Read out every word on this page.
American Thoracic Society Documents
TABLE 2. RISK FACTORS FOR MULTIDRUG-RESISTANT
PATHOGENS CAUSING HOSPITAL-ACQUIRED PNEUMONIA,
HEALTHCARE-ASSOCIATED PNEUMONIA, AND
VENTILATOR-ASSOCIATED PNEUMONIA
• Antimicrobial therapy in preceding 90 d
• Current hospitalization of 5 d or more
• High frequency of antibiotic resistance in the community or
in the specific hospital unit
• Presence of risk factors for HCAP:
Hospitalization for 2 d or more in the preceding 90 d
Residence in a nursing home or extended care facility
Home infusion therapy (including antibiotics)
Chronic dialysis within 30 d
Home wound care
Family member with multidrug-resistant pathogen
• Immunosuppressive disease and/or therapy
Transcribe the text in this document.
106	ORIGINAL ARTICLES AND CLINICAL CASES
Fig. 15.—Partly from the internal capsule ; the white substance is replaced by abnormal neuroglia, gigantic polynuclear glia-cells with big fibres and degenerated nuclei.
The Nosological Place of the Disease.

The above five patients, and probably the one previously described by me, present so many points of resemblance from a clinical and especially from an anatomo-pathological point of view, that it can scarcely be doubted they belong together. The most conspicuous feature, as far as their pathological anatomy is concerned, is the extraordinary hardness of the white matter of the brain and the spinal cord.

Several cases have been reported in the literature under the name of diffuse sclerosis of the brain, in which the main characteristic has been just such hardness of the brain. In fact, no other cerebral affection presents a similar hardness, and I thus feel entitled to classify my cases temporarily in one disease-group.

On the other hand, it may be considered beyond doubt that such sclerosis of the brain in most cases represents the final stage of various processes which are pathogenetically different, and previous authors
★ ★ ★ ★ ★ ★ ★
**Assigned task**. Lines in the data that hold "therapy" must be located and copied.

**Result below**.
• Antimicrobial therapy in preceding 90 d
Home infusion therapy (including antibiotics)
• Immunosuppressive disease and/or therapy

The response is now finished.